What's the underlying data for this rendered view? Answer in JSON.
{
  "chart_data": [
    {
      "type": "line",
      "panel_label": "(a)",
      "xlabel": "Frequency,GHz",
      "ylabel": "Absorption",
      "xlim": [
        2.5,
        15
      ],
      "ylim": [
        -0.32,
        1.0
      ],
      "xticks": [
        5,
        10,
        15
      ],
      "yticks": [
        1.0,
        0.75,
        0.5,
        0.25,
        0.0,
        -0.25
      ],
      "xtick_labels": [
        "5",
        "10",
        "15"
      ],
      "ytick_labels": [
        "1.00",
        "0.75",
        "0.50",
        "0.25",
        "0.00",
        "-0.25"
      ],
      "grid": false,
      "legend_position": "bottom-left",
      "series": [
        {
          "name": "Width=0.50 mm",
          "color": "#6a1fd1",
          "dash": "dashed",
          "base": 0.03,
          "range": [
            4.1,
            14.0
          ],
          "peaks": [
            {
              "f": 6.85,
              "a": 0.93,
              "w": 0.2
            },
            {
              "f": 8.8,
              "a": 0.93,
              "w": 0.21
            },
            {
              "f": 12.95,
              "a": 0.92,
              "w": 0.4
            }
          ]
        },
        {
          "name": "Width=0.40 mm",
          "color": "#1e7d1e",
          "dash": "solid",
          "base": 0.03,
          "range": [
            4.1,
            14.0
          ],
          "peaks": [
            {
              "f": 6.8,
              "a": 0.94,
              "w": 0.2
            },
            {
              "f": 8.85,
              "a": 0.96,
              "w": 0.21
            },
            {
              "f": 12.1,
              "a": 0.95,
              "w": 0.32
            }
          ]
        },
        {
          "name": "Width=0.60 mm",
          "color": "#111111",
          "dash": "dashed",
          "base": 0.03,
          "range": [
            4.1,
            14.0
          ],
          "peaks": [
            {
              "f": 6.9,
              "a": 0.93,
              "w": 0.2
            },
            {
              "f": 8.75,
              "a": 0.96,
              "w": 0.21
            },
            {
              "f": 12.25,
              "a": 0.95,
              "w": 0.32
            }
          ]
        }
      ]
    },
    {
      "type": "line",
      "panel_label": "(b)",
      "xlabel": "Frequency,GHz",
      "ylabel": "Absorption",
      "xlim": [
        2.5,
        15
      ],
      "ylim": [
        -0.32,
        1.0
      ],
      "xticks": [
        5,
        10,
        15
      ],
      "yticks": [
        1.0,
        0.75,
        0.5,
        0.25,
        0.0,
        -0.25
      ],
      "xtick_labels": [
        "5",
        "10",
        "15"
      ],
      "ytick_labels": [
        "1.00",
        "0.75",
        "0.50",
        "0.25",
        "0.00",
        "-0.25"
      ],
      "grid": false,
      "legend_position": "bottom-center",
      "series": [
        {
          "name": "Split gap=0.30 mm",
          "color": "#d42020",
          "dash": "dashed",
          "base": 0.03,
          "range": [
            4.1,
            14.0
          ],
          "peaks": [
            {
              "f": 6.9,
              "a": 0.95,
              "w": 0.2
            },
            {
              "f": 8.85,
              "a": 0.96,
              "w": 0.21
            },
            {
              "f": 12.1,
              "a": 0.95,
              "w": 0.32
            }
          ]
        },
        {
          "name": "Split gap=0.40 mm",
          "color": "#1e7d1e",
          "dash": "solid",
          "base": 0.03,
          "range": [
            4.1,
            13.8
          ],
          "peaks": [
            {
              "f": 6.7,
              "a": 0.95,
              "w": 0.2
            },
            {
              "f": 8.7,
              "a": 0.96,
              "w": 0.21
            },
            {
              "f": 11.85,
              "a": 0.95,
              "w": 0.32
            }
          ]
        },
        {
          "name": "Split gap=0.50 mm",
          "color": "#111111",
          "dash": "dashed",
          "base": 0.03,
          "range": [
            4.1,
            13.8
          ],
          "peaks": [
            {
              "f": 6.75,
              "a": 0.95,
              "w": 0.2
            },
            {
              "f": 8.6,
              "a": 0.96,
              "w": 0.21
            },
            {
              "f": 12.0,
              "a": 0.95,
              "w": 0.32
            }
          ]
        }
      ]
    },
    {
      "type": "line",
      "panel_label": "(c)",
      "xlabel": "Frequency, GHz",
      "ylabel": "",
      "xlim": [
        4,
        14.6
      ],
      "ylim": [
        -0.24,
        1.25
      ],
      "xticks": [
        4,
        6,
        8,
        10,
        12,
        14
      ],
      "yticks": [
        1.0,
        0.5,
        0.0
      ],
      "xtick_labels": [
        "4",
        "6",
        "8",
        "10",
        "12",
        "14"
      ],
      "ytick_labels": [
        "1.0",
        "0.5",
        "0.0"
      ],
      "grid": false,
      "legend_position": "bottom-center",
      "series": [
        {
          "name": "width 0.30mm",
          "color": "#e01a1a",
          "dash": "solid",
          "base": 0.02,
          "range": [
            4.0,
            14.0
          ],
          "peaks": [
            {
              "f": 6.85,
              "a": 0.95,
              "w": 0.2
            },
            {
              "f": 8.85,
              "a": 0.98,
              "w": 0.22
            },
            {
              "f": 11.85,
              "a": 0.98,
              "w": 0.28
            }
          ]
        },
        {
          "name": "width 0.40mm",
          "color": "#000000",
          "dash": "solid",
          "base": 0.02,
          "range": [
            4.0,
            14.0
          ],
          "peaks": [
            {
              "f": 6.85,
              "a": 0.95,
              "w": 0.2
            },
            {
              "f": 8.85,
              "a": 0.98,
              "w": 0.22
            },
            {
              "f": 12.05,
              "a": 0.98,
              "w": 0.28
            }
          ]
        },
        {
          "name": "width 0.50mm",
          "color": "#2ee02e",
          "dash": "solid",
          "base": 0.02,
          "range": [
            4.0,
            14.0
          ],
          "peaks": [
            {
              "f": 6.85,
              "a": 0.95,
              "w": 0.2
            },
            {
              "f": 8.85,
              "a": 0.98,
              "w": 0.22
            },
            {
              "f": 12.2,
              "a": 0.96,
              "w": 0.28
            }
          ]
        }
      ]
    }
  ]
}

______

### YOUR OBJECTIVE
Exactly reproduce every record.

### RESPONSE TO THIS TASK
What's the underlying data for this rendered view? Answer in JSON.
{
  "chart_data": [
    {
      "type": "line",
      "panel_label": "(a)",
      "xlabel": "Frequency,GHz",
      "ylabel": "Absorption",
      "xlim": [
        2.5,
        15
      ],
      "ylim": [
        -0.32,
        1.0
      ],
      "xticks": [
        5,
        10,
        15
      ],
      "yticks": [
        1.0,
        0.75,
        0.5,
        0.25,
        0.0,
        -0.25
      ],
      "xtick_labels": [
        "5",
        "10",
        "15"
      ],
      "ytick_labels": [
        "1.00",
        "0.75",
        "0.50",
        "0.25",
        "0.00",
        "-0.25"
      ],
      "grid": false,
      "legend_position": "bottom-left",
      "series": [
        {
          "name": "Width=0.50 mm",
          "color": "#6a1fd1",
          "dash": "dashed",
          "base": 0.03,
          "range": [
            4.1,
            14.0
          ],
          "peaks": [
            {
              "f": 6.85,
              "a": 0.93,
              "w": 0.2
            },
            {
              "f": 8.8,
              "a": 0.93,
              "w": 0.21
            },
            {
              "f": 12.95,
              "a": 0.92,
              "w": 0.4
            }
          ]
        },
        {
          "name": "Width=0.40 mm",
          "color": "#1e7d1e",
          "dash": "solid",
          "base": 0.03,
          "range": [
            4.1,
            14.0
          ],
          "peaks": [
            {
              "f": 6.8,
              "a": 0.94,
              "w": 0.2
            },
            {
              "f": 8.85,
              "a": 0.96,
              "w": 0.21
            },
            {
              "f": 12.1,
              "a": 0.95,
              "w": 0.32
            }
          ]
        },
        {
          "name": "Width=0.60 mm",
          "color": "#111111",
          "dash": "dashed",
          "base": 0.03,
          "range": [
            4.1,
            14.0
          ],
          "peaks": [
            {
              "f": 6.9,
              "a": 0.93,
              "w": 0.2
            },
            {
              "f": 8.75,
              "a": 0.96,
              "w": 0.21
            },
            {
              "f": 12.25,
              "a": 0.95,
              "w": 0.32
            }
          ]
        }
      ]
    },
    {
      "type": "line",
      "panel_label": "(b)",
      "xlabel": "Frequency,GHz",
      "ylabel": "Absorption",
      "xlim": [
        2.5,
        15
      ],
      "ylim": [
        -0.32,
        1.0
      ],
      "xticks": [
        5,
        10,
        15
      ],
      "yticks": [
        1.0,
        0.75,
        0.5,
        0.25,
        0.0,
        -0.25
      ],
      "xtick_labels": [
        "5",
        "10",
        "15"
      ],
      "ytick_labels": [
        "1.00",
        "0.75",
        "0.50",
        "0.25",
        "0.00",
        "-0.25"
      ],
      "grid": false,
      "legend_position": "bottom-center",
      "series": [
        {
          "name": "Split gap=0.30 mm",
          "color": "#d42020",
          "dash": "dashed",
          "base": 0.03,
          "range": [
            4.1,
            14.0
          ],
          "peaks": [
            {
              "f": 6.9,
              "a": 0.95,
              "w": 0.2
            },
            {
              "f": 8.85,
              "a": 0.96,
              "w": 0.21
            },
            {
              "f": 12.1,
              "a": 0.95,
              "w": 0.32
            }
          ]
        },
        {
          "name": "Split gap=0.40 mm",
          "color": "#1e7d1e",
          "dash": "solid",
          "base": 0.03,
          "range": [
            4.1,
            13.8
          ],
          "peaks": [
            {
              "f": 6.7,
              "a": 0.95,
              "w": 0.2
            },
            {
              "f": 8.7,
              "a": 0.96,
              "w": 0.21
            },
            {
              "f": 11.85,
              "a": 0.95,
              "w": 0.32
            }
          ]
        },
        {
          "name": "Split gap=0.50 mm",
          "color": "#111111",
          "dash": "dashed",
          "base": 0.03,
          "range": [
            4.1,
            13.8
          ],
          "peaks": [
            {
              "f": 6.75,
              "a": 0.95,
              "w": 0.2
            },
            {
              "f": 8.6,
              "a": 0.96,
              "w": 0.21
            },
            {
              "f": 12.0,
              "a": 0.95,
              "w": 0.32
            }
          ]
        }
      ]
    },
    {
      "type": "line",
      "panel_label": "(c)",
      "xlabel": "Frequency, GHz",
      "ylabel": "",
      "xlim": [
        4,
        14.6
      ],
      "ylim": [
        -0.24,
        1.25
      ],
      "xticks": [
        4,
        6,
        8,
        10,
        12,
        14
      ],
      "yticks": [
        1.0,
        0.5,
        0.0
      ],
      "xtick_labels": [
        "4",
        "6",
        "8",
        "10",
        "12",
        "14"
      ],
      "ytick_labels": [
        "1.0",
        "0.5",
        "0.0"
      ],
      "grid": false,
      "legend_position": "bottom-center",
      "series": [
        {
          "name": "width 0.30mm",
          "color": "#e01a1a",
          "dash": "solid",
          "base": 0.02,
          "range": [
            4.0,
            14.0
          ],
          "peaks": [
            {
              "f": 6.85,
              "a": 0.95,
              "w": 0.2
            },
            {
              "f": 8.85,
              "a": 0.98,
              "w": 0.22
            },
            {
              "f": 11.85,
              "a": 0.98,
              "w": 0.28
            }
          ]
        },
        {
          "name": "width 0.40mm",
          "color": "#000000",
          "dash": "solid",
          "base": 0.02,
          "range": [
            4.0,
            14.0
          ],
          "peaks": [
            {
              "f": 6.85,
              "a": 0.95,
              "w": 0.2
            },
            {
              "f": 8.85,
              "a": 0.98,
              "w": 0.22
            },
            {
              "f": 12.05,
              "a": 0.98,
              "w": 0.28
            }
          ]
        },
        {
          "name": "width 0.50mm",
          "color": "#2ee02e",
          "dash": "solid",
          "base": 0.02,
          "range": [
            4.0,
            14.0
          ],
          "peaks": [
            {
              "f": 6.85,
              "a": 0.95,
              "w": 0.2
            },
            {
              "f": 8.85,
              "a": 0.98,
              "w": 0.22
            },
            {
              "f": 12.2,
              "a": 0.96,
              "w": 0.28
            }
          ]
        }
      ]
    }
  ]
}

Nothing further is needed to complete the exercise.